▶ _TEKS BACAAN_
REPUBLIKA.CO.ID,SURABAYA--SURABAYA--ahli hukum tata negara Universitas Airlangga (Unair) Surabaya M Syaiful Aris SH MH LLM menilai penetapan komisioner KY sebagai tersangka yang dilakukan Bareskrim Polri itu mengada-ada, karena pendapat kritis merupakan hal biasa.
"Bahkan, dalam dunia akademis itu, bukan hanya kritis, melainkan justru menguji. Dalam dunia akademis itu, ada eksaminasi atas putusan pengadilan untuk menguji keterkaitan antara putusan secara riil dengan teori hukum yang ada," katanya di Jakarta, Selasa (14/7).
Selain itu, katanya, penetapan komisioner KY sebagai tersangka juga sangat janggal, karena penetapan itu sangat cepat dibandingkan dengan pengaduan masyarakat kepada Polri. "Jadi, ada desain dengan penetapan tersangka untuk komisioner KY, juga sebelumnya KPK," katanya.

▶ _CUPLIKAN DATA_
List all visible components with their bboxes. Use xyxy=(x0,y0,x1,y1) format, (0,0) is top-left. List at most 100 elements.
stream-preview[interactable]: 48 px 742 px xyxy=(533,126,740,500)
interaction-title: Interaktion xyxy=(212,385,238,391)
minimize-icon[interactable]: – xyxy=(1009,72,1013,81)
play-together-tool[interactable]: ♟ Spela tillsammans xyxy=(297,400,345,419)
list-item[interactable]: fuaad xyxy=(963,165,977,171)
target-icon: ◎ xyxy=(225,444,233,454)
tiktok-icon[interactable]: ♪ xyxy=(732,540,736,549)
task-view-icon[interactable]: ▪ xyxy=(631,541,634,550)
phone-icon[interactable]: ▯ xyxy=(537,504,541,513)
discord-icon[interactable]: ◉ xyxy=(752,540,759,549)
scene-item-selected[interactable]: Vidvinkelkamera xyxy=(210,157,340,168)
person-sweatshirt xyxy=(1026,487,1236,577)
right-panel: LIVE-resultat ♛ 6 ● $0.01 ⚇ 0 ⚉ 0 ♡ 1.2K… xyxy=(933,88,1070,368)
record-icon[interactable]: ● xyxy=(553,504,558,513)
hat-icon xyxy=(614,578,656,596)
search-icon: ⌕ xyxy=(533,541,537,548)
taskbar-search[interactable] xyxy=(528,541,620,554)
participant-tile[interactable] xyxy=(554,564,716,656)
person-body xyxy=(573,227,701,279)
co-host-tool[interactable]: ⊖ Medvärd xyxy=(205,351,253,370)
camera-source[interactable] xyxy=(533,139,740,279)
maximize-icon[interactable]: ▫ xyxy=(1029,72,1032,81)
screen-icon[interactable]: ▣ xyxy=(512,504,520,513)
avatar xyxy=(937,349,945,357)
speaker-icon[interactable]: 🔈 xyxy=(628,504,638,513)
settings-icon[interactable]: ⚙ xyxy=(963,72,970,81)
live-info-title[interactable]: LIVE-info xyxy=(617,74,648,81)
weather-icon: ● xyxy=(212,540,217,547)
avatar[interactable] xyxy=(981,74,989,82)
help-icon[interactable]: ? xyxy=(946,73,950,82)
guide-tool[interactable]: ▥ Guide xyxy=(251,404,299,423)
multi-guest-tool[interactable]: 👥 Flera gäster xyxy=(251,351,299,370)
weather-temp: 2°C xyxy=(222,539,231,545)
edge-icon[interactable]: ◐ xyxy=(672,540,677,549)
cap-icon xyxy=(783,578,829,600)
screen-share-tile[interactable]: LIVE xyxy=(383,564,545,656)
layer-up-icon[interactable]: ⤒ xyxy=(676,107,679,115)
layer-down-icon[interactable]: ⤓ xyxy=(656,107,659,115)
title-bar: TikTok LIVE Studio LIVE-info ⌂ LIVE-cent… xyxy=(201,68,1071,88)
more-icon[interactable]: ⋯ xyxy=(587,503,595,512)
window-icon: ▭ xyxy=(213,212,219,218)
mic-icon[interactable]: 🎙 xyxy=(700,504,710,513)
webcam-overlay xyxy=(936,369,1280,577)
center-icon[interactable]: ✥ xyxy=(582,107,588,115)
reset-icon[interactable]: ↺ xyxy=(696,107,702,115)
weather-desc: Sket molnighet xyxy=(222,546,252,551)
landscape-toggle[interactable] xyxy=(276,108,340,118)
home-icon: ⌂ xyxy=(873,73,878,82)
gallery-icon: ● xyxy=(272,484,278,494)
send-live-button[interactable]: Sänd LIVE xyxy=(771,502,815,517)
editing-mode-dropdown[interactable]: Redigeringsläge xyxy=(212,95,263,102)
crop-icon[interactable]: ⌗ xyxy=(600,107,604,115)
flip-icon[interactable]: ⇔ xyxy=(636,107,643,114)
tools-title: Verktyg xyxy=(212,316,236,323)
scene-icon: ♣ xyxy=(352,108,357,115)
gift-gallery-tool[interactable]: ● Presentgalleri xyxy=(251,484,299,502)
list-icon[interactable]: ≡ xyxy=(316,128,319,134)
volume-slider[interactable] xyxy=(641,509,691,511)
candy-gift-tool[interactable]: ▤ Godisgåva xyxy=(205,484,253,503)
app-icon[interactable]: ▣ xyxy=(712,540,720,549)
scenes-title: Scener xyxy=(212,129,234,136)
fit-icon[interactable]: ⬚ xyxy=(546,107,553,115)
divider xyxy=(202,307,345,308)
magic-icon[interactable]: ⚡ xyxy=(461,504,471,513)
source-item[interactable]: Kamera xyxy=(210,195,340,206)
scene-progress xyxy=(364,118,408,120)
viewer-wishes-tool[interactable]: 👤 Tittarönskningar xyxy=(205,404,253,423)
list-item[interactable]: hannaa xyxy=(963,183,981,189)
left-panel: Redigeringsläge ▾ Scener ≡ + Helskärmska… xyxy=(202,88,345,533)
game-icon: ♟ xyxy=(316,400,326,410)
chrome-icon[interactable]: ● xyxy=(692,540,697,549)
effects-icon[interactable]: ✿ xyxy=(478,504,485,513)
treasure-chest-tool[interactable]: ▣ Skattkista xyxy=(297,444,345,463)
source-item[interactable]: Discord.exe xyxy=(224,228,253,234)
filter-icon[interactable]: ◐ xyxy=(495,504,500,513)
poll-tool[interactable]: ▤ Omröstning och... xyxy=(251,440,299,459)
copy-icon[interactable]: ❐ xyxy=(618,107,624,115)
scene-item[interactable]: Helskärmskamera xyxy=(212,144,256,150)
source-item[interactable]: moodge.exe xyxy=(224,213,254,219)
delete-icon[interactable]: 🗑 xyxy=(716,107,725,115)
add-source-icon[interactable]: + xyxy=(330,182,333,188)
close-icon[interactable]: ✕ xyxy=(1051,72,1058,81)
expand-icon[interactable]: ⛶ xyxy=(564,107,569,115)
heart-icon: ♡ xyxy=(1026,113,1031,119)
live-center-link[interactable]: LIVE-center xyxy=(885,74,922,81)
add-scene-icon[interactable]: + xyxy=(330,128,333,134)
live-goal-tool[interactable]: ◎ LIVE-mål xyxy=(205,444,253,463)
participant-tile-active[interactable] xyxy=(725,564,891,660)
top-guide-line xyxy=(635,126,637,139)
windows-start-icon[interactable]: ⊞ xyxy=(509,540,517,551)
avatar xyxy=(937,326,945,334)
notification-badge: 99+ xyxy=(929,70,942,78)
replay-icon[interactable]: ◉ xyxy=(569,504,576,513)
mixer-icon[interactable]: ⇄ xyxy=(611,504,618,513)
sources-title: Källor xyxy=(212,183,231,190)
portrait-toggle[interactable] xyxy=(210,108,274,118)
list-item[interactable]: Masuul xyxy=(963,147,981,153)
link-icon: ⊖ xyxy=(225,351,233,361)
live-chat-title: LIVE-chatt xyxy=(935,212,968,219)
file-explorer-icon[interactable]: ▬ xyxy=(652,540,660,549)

▶ _PERTANYAAN_
A. Dalam berita tentang penetapan komisioner KY sebagai tersangka, siapa yang menetapkan komisioner KY sebagai tersangka?
B. Salin bagian berita tentang penetapan komisioner KY sebagai tersangka mulai dari "REPUBLIKA.CO.ID,SURABAYA--SURABAYA--ahli hukum tata" sampai "merupakan hal biasa.", termasuk kedua bagian itu.
C. Tulis lanjutan berita tentang penetapan komisioner KY sebagai tersangka, dimulai setelah kalimat terakhirnya.

▶ _KUNCI JAWABAN_
A. Bareskrim Polri.

B.
REPUBLIKA.CO.ID,SURABAYA--SURABAYA--ahli hukum tata negara Universitas Airlangga (Unair) Surabaya M Syaiful Aris SH MH LLM menilai penetapan komisioner KY sebagai tersangka yang dilakukan Bareskrim Polri itu mengada-ada, karena pendapat kritis merupakan hal biasa.

C.
Menurut mantan Direktur LBH Surabaya itu, komentar komisioner KY terkait putusan Hakim Sarpin juga tidak terlalu salah, karena putusan pengadilan yang sudah dibacakan itu bersifat terbuka untuk publik dan siapapun berhak mengomentari, termasuk KY.
"Apalagi, sikap komisioner KY selama ini sudah sesuai dengan Pasal 24b UUD 1945 dan UU 18/2011 tentang KY untuk menjaga kehormatan, keluhuran, martabat, dan perilaku hakim, sebab Hakim Sarpin memang salah mengutip keterangan ahli yang dijadikan pertimbangan dalam memutuskan, lalu Sarpin menyebut Prof Sidharta sebagai ahli hukum pidana, padahal ahli filsafat hukum," katanya.
Untuk itu, Presiden harus menyatakan sikap untuk menciptakan stabilitas dan sekaligus menata hubungan antar-lembaga yang selama ini bersinggungan dalam fungsi, seperti MA-KY, KPK-Polri, DPR-DPD, dan sebagainya, sehingga konflik yang membuang energi tidak akan terulang terus menerus.